**Set task:** Repeat all of the records verbatim.

**Saved entries:**
◇ ◇ ◇ ◇

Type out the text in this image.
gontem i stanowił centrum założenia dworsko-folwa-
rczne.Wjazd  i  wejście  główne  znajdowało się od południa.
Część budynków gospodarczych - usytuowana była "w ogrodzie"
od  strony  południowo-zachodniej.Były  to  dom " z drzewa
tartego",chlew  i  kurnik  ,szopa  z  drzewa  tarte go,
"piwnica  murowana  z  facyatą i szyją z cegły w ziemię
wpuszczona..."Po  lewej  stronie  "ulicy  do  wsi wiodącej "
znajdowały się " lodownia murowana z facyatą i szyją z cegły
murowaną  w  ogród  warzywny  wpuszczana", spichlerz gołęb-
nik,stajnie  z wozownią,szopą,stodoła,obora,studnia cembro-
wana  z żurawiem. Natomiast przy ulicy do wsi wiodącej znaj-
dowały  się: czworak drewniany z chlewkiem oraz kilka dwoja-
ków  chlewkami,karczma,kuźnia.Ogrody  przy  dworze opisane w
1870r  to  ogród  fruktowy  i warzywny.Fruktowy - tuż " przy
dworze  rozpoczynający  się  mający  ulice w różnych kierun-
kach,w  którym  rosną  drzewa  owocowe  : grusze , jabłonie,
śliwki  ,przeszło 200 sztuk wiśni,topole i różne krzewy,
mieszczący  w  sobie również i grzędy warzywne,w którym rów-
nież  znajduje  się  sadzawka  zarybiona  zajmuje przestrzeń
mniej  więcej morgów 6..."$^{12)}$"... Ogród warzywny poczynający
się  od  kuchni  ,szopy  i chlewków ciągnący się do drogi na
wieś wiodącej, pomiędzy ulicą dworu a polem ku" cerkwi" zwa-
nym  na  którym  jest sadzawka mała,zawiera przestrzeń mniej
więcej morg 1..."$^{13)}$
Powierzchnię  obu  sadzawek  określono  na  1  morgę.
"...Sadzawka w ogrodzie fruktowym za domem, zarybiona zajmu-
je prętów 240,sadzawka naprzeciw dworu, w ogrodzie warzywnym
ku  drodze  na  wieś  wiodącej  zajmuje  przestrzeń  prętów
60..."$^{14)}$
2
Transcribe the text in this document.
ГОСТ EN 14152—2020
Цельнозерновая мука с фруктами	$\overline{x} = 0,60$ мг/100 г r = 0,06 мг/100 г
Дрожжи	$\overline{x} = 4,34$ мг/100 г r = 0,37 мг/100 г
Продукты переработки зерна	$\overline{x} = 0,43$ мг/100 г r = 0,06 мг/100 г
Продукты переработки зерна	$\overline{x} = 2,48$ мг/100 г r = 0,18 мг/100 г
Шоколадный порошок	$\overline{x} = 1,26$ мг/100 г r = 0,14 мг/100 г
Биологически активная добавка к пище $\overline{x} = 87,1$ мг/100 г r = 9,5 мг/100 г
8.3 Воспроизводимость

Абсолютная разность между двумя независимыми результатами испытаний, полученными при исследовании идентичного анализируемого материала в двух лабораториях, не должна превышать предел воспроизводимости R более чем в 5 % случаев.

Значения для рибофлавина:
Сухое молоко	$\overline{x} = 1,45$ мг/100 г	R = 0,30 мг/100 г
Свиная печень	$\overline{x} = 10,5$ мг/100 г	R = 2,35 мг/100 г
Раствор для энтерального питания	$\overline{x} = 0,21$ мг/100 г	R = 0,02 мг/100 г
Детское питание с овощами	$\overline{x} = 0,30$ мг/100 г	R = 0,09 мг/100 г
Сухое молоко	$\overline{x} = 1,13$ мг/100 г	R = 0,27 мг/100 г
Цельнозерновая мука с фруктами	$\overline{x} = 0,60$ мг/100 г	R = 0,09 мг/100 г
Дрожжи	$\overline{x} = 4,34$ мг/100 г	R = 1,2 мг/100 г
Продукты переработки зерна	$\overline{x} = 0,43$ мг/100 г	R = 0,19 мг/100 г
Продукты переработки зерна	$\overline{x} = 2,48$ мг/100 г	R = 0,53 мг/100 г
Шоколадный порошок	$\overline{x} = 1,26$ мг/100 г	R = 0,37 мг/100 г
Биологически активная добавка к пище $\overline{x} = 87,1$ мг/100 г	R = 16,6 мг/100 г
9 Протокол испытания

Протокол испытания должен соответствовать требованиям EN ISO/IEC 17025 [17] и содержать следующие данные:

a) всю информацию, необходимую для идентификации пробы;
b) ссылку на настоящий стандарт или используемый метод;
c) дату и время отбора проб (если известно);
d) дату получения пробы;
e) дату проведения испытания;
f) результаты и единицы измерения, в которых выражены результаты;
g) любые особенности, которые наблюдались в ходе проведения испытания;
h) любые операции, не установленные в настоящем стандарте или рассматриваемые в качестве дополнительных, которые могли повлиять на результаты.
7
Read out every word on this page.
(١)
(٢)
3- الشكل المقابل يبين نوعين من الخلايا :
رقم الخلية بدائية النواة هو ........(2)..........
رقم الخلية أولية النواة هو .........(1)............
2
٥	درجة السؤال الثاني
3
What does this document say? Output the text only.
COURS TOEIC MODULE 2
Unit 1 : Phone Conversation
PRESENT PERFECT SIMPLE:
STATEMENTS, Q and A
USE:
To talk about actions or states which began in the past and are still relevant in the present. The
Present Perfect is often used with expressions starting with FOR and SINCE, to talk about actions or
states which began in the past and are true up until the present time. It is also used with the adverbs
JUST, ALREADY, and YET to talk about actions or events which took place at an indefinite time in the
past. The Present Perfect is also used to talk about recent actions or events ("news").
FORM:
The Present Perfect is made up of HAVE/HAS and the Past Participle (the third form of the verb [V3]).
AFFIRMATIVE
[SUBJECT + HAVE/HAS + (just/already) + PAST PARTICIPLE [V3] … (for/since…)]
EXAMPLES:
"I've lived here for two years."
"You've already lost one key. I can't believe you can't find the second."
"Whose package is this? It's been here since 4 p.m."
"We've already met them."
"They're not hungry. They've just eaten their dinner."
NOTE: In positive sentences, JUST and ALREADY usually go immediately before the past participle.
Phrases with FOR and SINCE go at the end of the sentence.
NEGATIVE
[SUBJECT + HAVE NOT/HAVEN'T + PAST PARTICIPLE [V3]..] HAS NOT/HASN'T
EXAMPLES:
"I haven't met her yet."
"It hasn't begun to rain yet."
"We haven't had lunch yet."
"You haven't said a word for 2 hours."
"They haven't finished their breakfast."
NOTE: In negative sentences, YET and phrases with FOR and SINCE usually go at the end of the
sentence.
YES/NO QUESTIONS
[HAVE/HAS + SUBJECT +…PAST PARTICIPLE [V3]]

◇ ◇ ◇ ◇

**Finished answer:**
Type out the text in this image.
gontem i stanowił centrum założenia dworsko-folwa-
rczne.Wjazd  i  wejście  główne  znajdowało się od południa.
Część budynków gospodarczych - usytuowana była "w ogrodzie"
od  strony  południowo-zachodniej.Były  to  dom " z drzewa
tartego",chlew  i  kurnik  ,szopa  z  drzewa  tarte go,
"piwnica  murowana  z  facyatą i szyją z cegły w ziemię
wpuszczona..."Po  lewej  stronie  "ulicy  do  wsi wiodącej "
znajdowały się " lodownia murowana z facyatą i szyją z cegły
murowaną  w  ogród  warzywny  wpuszczana", spichlerz gołęb-
nik,stajnie  z wozownią,szopą,stodoła,obora,studnia cembro-
wana  z żurawiem. Natomiast przy ulicy do wsi wiodącej znaj-
dowały  się: czworak drewniany z chlewkiem oraz kilka dwoja-
ków  chlewkami,karczma,kuźnia.Ogrody  przy  dworze opisane w
1870r  to  ogród  fruktowy  i warzywny.Fruktowy - tuż " przy
dworze  rozpoczynający  się  mający  ulice w różnych kierun-
kach,w  którym  rosną  drzewa  owocowe  : grusze , jabłonie,
śliwki  ,przeszło 200 sztuk wiśni,topole i różne krzewy,
mieszczący  w  sobie również i grzędy warzywne,w którym rów-
nież  znajduje  się  sadzawka  zarybiona  zajmuje przestrzeń
mniej  więcej morgów 6..."$^{12)}$"... Ogród warzywny poczynający
się  od  kuchni  ,szopy  i chlewków ciągnący się do drogi na
wieś wiodącej, pomiędzy ulicą dworu a polem ku" cerkwi" zwa-
nym  na  którym  jest sadzawka mała,zawiera przestrzeń mniej
więcej morg 1..."$^{13)}$
Powierzchnię  obu  sadzawek  określono  na  1  morgę.
"...Sadzawka w ogrodzie fruktowym za domem, zarybiona zajmu-
je prętów 240,sadzawka naprzeciw dworu, w ogrodzie warzywnym
ku  drodze  na  wieś  wiodącej  zajmuje  przestrzeń  prętów
60..."$^{14)}$
2
Transcribe the text in this document.
ГОСТ EN 14152—2020
Цельнозерновая мука с фруктами	$\overline{x} = 0,60$ мг/100 г r = 0,06 мг/100 г
Дрожжи	$\overline{x} = 4,34$ мг/100 г r = 0,37 мг/100 г
Продукты переработки зерна	$\overline{x} = 0,43$ мг/100 г r = 0,06 мг/100 г
Продукты переработки зерна	$\overline{x} = 2,48$ мг/100 г r = 0,18 мг/100 г
Шоколадный порошок	$\overline{x} = 1,26$ мг/100 г r = 0,14 мг/100 г
Биологически активная добавка к пище $\overline{x} = 87,1$ мг/100 г r = 9,5 мг/100 г
8.3 Воспроизводимость

Абсолютная разность между двумя независимыми результатами испытаний, полученными при исследовании идентичного анализируемого материала в двух лабораториях, не должна превышать предел воспроизводимости R более чем в 5 % случаев.

Значения для рибофлавина:
Сухое молоко	$\overline{x} = 1,45$ мг/100 г	R = 0,30 мг/100 г
Свиная печень	$\overline{x} = 10,5$ мг/100 г	R = 2,35 мг/100 г
Раствор для энтерального питания	$\overline{x} = 0,21$ мг/100 г	R = 0,02 мг/100 г
Детское питание с овощами	$\overline{x} = 0,30$ мг/100 г	R = 0,09 мг/100 г
Сухое молоко	$\overline{x} = 1,13$ мг/100 г	R = 0,27 мг/100 г
Цельнозерновая мука с фруктами	$\overline{x} = 0,60$ мг/100 г	R = 0,09 мг/100 г
Дрожжи	$\overline{x} = 4,34$ мг/100 г	R = 1,2 мг/100 г
Продукты переработки зерна	$\overline{x} = 0,43$ мг/100 г	R = 0,19 мг/100 г
Продукты переработки зерна	$\overline{x} = 2,48$ мг/100 г	R = 0,53 мг/100 г
Шоколадный порошок	$\overline{x} = 1,26$ мг/100 г	R = 0,37 мг/100 г
Биологически активная добавка к пище $\overline{x} = 87,1$ мг/100 г	R = 16,6 мг/100 г
9 Протокол испытания

Протокол испытания должен соответствовать требованиям EN ISO/IEC 17025 [17] и содержать следующие данные:

a) всю информацию, необходимую для идентификации пробы;
b) ссылку на настоящий стандарт или используемый метод;
c) дату и время отбора проб (если известно);
d) дату получения пробы;
e) дату проведения испытания;
f) результаты и единицы измерения, в которых выражены результаты;
g) любые особенности, которые наблюдались в ходе проведения испытания;
h) любые операции, не установленные в настоящем стандарте или рассматриваемые в качестве дополнительных, которые могли повлиять на результаты.
7
Read out every word on this page.
(١)
(٢)
3- الشكل المقابل يبين نوعين من الخلايا :
رقم الخلية بدائية النواة هو ........(2)..........
رقم الخلية أولية النواة هو .........(1)............
2
٥	درجة السؤال الثاني
3
What does this document say? Output the text only.
COURS TOEIC MODULE 2
Unit 1 : Phone Conversation
PRESENT PERFECT SIMPLE:
STATEMENTS, Q and A
USE:
To talk about actions or states which began in the past and are still relevant in the present. The
Present Perfect is often used with expressions starting with FOR and SINCE, to talk about actions or
states which began in the past and are true up until the present time. It is also used with the adverbs
JUST, ALREADY, and YET to talk about actions or events which took place at an indefinite time in the
past. The Present Perfect is also used to talk about recent actions or events ("news").
FORM:
The Present Perfect is made up of HAVE/HAS and the Past Participle (the third form of the verb [V3]).
AFFIRMATIVE
[SUBJECT + HAVE/HAS + (just/already) + PAST PARTICIPLE [V3] … (for/since…)]
EXAMPLES:
"I've lived here for two years."
"You've already lost one key. I can't believe you can't find the second."
"Whose package is this? It's been here since 4 p.m."
"We've already met them."
"They're not hungry. They've just eaten their dinner."
NOTE: In positive sentences, JUST and ALREADY usually go immediately before the past participle.
Phrases with FOR and SINCE go at the end of the sentence.
NEGATIVE
[SUBJECT + HAVE NOT/HAVEN'T + PAST PARTICIPLE [V3]..] HAS NOT/HASN'T
EXAMPLES:
"I haven't met her yet."
"It hasn't begun to rain yet."
"We haven't had lunch yet."
"You haven't said a word for 2 hours."
"They haven't finished their breakfast."
NOTE: In negative sentences, YET and phrases with FOR and SINCE usually go at the end of the
sentence.
YES/NO QUESTIONS
[HAVE/HAS + SUBJECT +…PAST PARTICIPLE [V3]]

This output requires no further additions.